Leave every picture out and write out the records below exactly.

============================================================

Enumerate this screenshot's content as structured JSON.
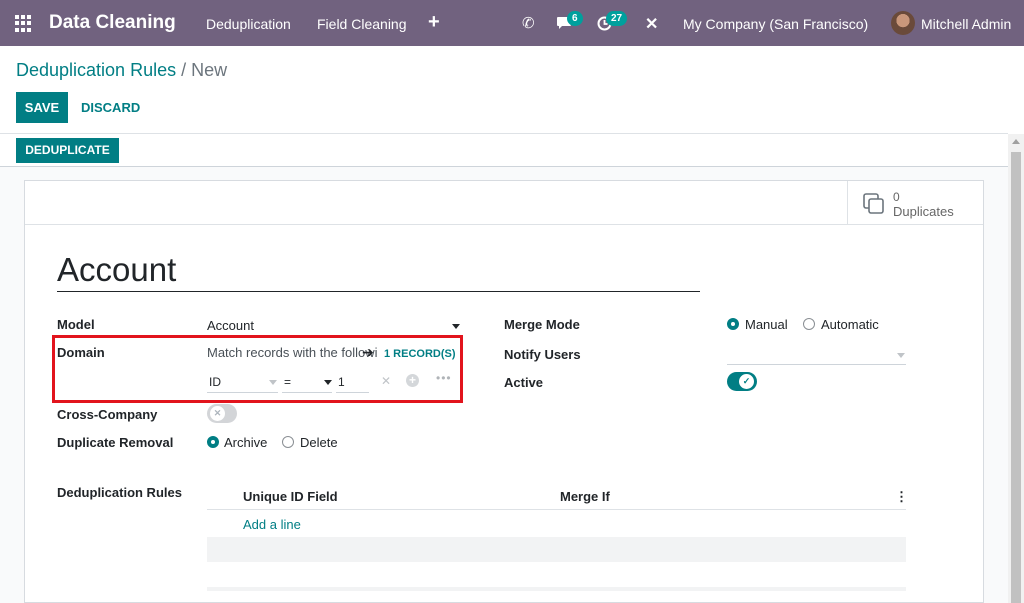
{
  "navbar": {
    "app_name": "Data Cleaning",
    "menu": [
      "Deduplication",
      "Field Cleaning"
    ],
    "plus": "+",
    "phone_icon": "✆",
    "chat_count": "6",
    "activity_count": "27",
    "debug_icon": "✕",
    "company": "My Company (San Francisco)",
    "user": "Mitchell Admin"
  },
  "breadcrumb": {
    "parent": "Deduplication Rules",
    "separator": "/",
    "current": "New"
  },
  "buttons": {
    "save": "SAVE",
    "discard": "DISCARD",
    "deduplicate": "DEDUPLICATE"
  },
  "stat": {
    "count": "0",
    "label": "Duplicates"
  },
  "form": {
    "name": "Account",
    "model_label": "Model",
    "model_value": "Account",
    "domain_label": "Domain",
    "domain_text": "Match records with the following rule:",
    "domain_records": "1 RECORD(S)",
    "domain_field": "ID",
    "domain_operator": "=",
    "domain_value": "1",
    "cross_company_label": "Cross-Company",
    "duplicate_removal_label": "Duplicate Removal",
    "removal_options": [
      "Archive",
      "Delete"
    ],
    "removal_selected": "Archive",
    "merge_mode_label": "Merge Mode",
    "merge_options": [
      "Manual",
      "Automatic"
    ],
    "merge_selected": "Manual",
    "notify_users_label": "Notify Users",
    "active_label": "Active",
    "active": true,
    "rules_label": "Deduplication Rules",
    "rules_columns": [
      "Unique ID Field",
      "Merge If"
    ],
    "add_line": "Add a line"
  }
}
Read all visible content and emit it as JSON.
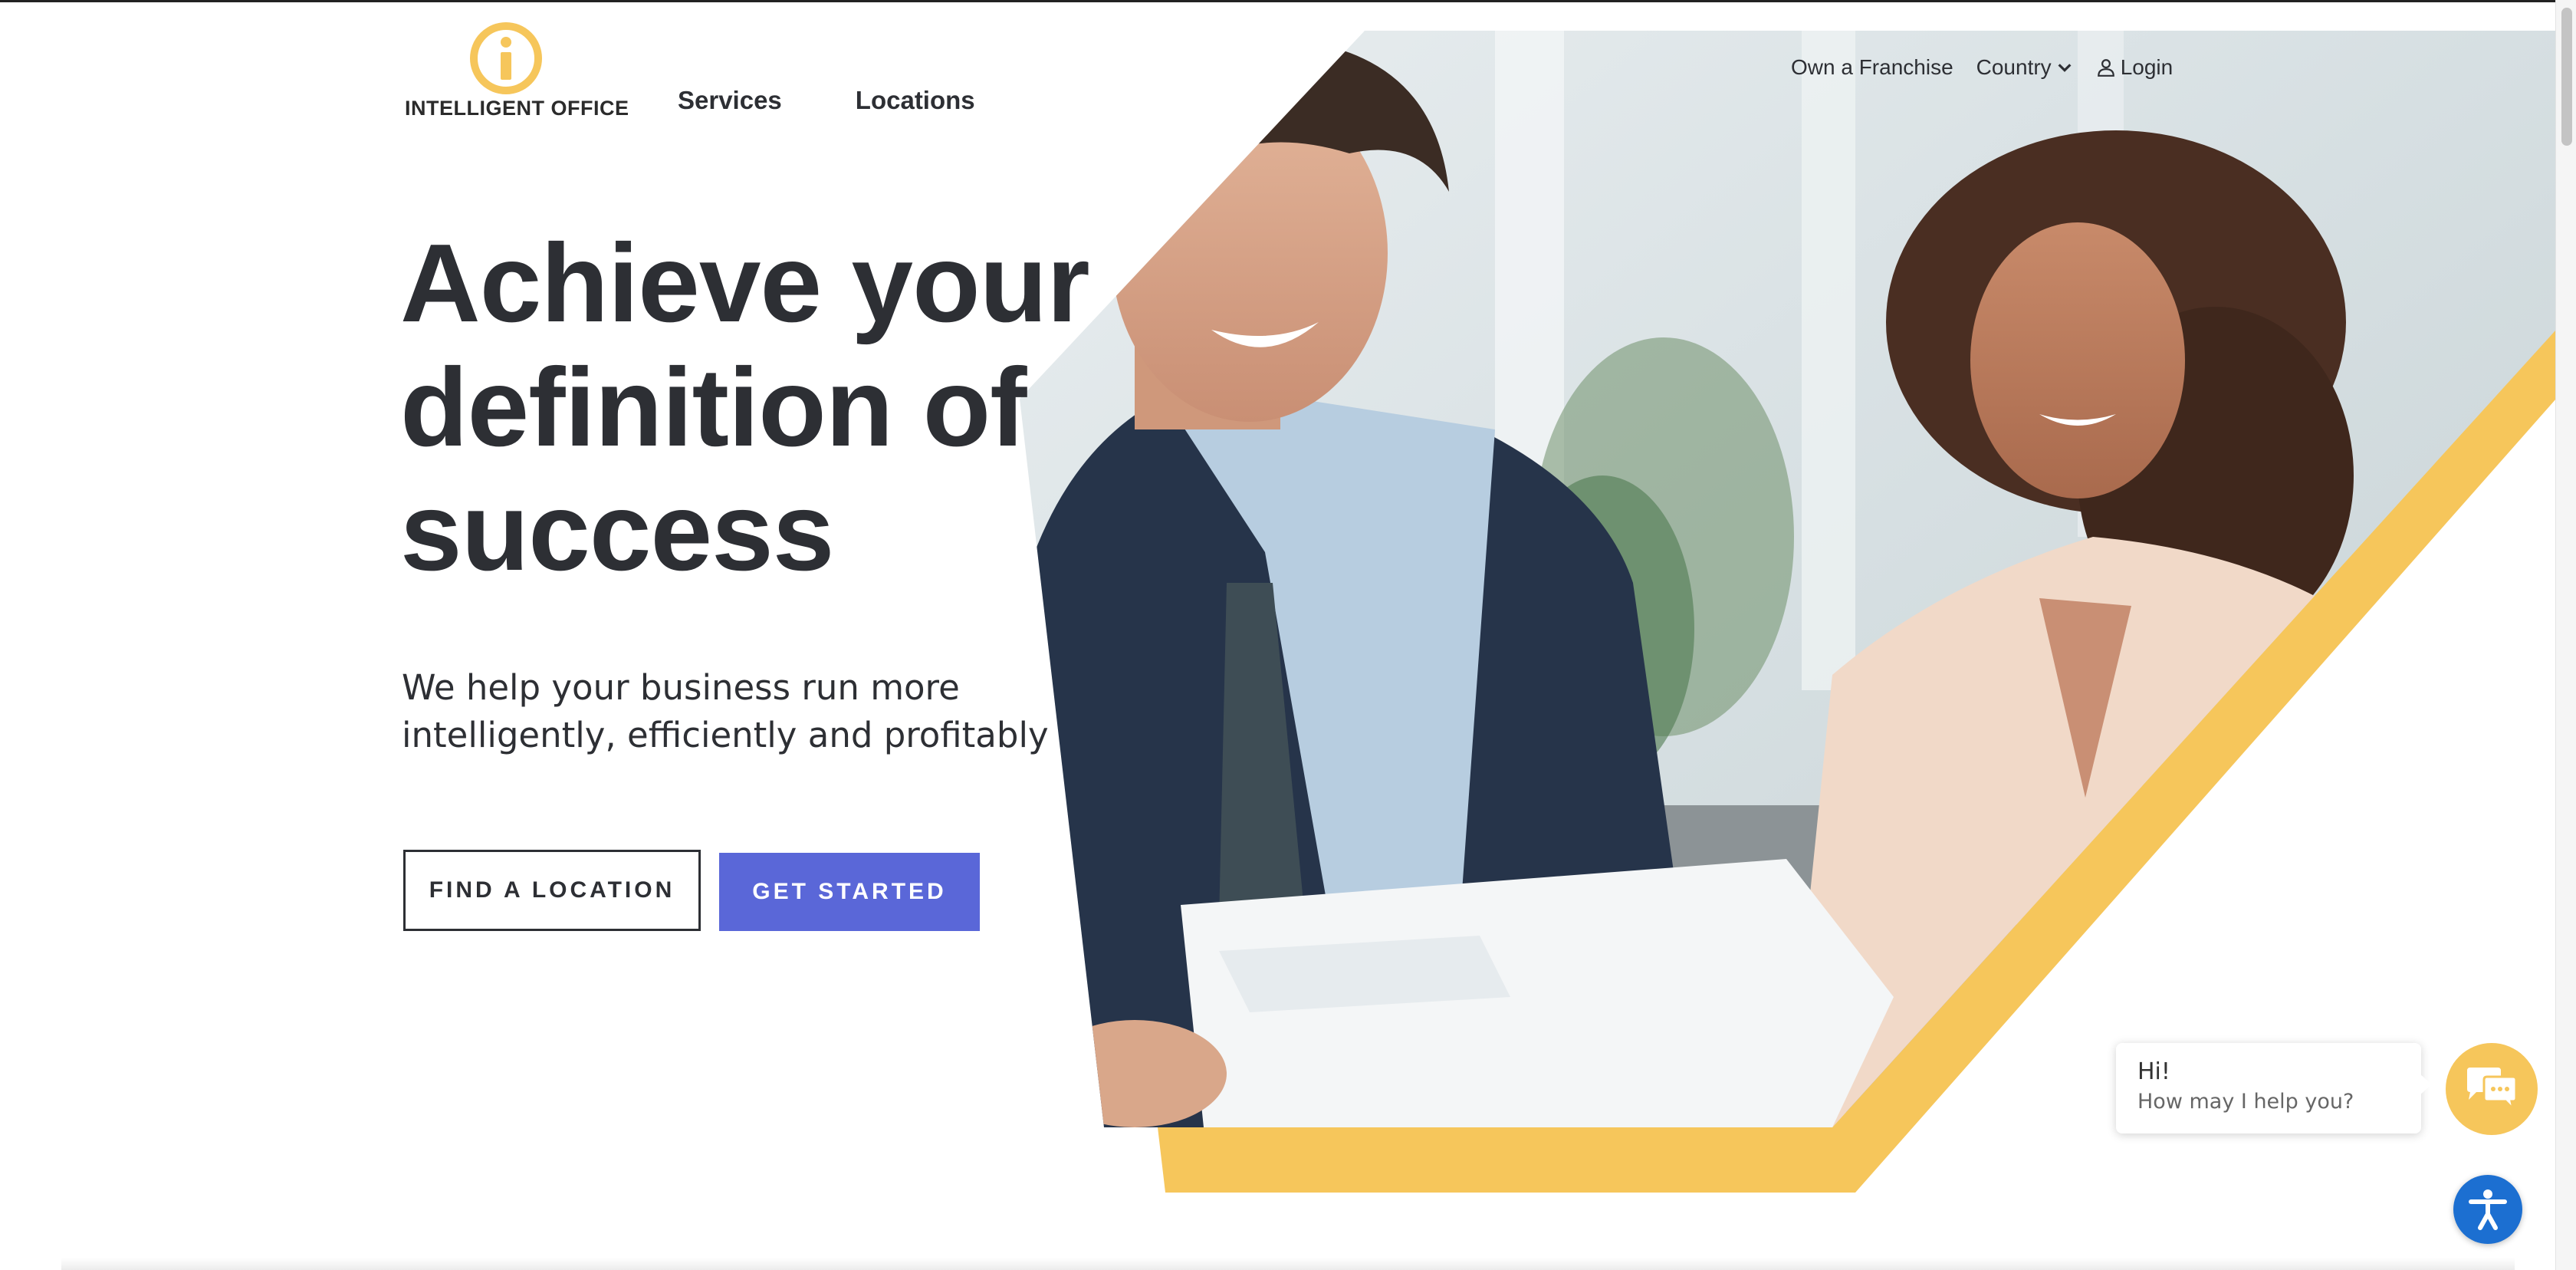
{
  "brand": {
    "name": "INTELLIGENT OFFICE",
    "accent": "#f6c65b"
  },
  "nav": {
    "services": "Services",
    "locations": "Locations"
  },
  "utility": {
    "franchise": "Own a Franchise",
    "country": "Country",
    "login": "Login"
  },
  "hero": {
    "line1": "Achieve your",
    "line2": "definition of",
    "line3": "success",
    "subline1": "We help your business run more",
    "subline2": "intelligently, efficiently and profitably",
    "cta_find": "FIND A LOCATION",
    "cta_start": "GET STARTED",
    "primary_color": "#5a67d8"
  },
  "chat": {
    "greeting": "Hi!",
    "prompt": "How may I help you?"
  },
  "icons": [
    "info-logo-icon",
    "chevron-down-icon",
    "user-icon",
    "chat-icon",
    "accessibility-icon"
  ]
}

============================================================

## [Written response]
Enumerate this screenshot's content as structured JSON.
{
  "navbar": {
    "app_name": "Data Cleaning",
    "menu": [
      "Deduplication",
      "Field Cleaning"
    ],
    "plus": "+",
    "phone_icon": "✆",
    "chat_count": "6",
    "activity_count": "27",
    "debug_icon": "✕",
    "company": "My Company (San Francisco)",
    "user": "Mitchell Admin"
  },
  "breadcrumb": {
    "parent": "Deduplication Rules",
    "separator": "/",
    "current": "New"
  },
  "buttons": {
    "save": "SAVE",
    "discard": "DISCARD",
    "deduplicate": "DEDUPLICATE"
  },
  "stat": {
    "count": "0",
    "label": "Duplicates"
  },
  "form": {
    "name": "Account",
    "model_label": "Model",
    "model_value": "Account",
    "domain_label": "Domain",
    "domain_text": "Match records with the following rule:",
    "domain_records": "1 RECORD(S)",
    "domain_field": "ID",
    "domain_operator": "=",
    "domain_value": "1",
    "cross_company_label": "Cross-Company",
    "duplicate_removal_label": "Duplicate Removal",
    "removal_options": [
      "Archive",
      "Delete"
    ],
    "removal_selected": "Archive",
    "merge_mode_label": "Merge Mode",
    "merge_options": [
      "Manual",
      "Automatic"
    ],
    "merge_selected": "Manual",
    "notify_users_label": "Notify Users",
    "active_label": "Active",
    "active": true,
    "rules_label": "Deduplication Rules",
    "rules_columns": [
      "Unique ID Field",
      "Merge If"
    ],
    "add_line": "Add a line"
  }
}
Read all visible content and emit it as JSON.
{
  "brand": {
    "name": "INTELLIGENT OFFICE",
    "accent": "#f6c65b"
  },
  "nav": {
    "services": "Services",
    "locations": "Locations"
  },
  "utility": {
    "franchise": "Own a Franchise",
    "country": "Country",
    "login": "Login"
  },
  "hero": {
    "line1": "Achieve your",
    "line2": "definition of",
    "line3": "success",
    "subline1": "We help your business run more",
    "subline2": "intelligently, efficiently and profitably",
    "cta_find": "FIND A LOCATION",
    "cta_start": "GET STARTED",
    "primary_color": "#5a67d8"
  },
  "chat": {
    "greeting": "Hi!",
    "prompt": "How may I help you?"
  },
  "icons": [
    "info-logo-icon",
    "chevron-down-icon",
    "user-icon",
    "chat-icon",
    "accessibility-icon"
  ]
}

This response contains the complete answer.